• [RECORDS FOR THE TASK]:
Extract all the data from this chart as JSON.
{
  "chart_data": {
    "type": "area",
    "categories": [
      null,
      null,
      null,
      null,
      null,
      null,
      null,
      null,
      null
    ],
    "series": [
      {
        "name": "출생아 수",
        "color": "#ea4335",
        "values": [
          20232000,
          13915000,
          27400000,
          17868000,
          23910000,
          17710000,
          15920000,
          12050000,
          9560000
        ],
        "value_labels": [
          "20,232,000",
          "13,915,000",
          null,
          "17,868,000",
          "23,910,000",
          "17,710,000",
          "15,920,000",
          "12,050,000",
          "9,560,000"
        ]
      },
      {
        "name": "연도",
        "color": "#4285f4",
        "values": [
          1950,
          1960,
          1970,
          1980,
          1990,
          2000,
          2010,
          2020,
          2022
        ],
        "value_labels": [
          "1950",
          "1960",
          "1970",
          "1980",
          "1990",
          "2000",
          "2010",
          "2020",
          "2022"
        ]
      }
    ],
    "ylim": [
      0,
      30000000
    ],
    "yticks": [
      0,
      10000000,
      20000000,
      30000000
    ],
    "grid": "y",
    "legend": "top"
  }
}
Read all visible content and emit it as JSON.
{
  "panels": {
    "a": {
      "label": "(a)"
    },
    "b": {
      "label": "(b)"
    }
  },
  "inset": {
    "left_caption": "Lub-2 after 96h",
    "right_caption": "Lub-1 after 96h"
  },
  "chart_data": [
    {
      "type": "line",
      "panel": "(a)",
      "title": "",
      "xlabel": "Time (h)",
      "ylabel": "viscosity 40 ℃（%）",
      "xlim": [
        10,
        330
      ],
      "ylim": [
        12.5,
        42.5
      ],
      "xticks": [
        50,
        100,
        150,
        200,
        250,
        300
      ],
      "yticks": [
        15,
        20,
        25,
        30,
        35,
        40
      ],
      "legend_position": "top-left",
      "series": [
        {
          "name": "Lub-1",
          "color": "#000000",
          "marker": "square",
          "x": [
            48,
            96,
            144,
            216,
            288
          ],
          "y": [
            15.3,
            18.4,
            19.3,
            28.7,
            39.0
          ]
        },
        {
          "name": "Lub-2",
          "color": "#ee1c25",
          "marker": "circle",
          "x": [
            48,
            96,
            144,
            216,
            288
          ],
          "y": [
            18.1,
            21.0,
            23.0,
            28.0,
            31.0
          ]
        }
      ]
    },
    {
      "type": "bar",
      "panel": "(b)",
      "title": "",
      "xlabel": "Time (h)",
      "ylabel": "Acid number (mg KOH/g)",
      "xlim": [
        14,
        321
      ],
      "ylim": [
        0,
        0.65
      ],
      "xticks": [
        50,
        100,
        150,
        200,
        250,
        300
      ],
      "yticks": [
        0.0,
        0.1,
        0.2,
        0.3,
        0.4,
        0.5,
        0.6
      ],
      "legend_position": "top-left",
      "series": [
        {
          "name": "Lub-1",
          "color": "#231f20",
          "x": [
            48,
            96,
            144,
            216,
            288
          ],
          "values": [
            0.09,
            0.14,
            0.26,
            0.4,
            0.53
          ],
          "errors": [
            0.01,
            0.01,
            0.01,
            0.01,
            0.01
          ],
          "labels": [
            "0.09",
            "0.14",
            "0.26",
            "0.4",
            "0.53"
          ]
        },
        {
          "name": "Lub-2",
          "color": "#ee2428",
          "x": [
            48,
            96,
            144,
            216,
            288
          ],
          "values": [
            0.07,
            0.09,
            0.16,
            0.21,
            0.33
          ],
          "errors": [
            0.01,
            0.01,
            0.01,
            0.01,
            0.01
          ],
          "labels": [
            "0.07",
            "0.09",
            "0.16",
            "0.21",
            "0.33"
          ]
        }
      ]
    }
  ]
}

• [TASK OBJECTIVE]: Show every line from the entries above in which "after" appears.

• [SOLUTION]:
    "left_caption": "Lub-2 after 96h",
    "right_caption": "Lub-1 after 96h"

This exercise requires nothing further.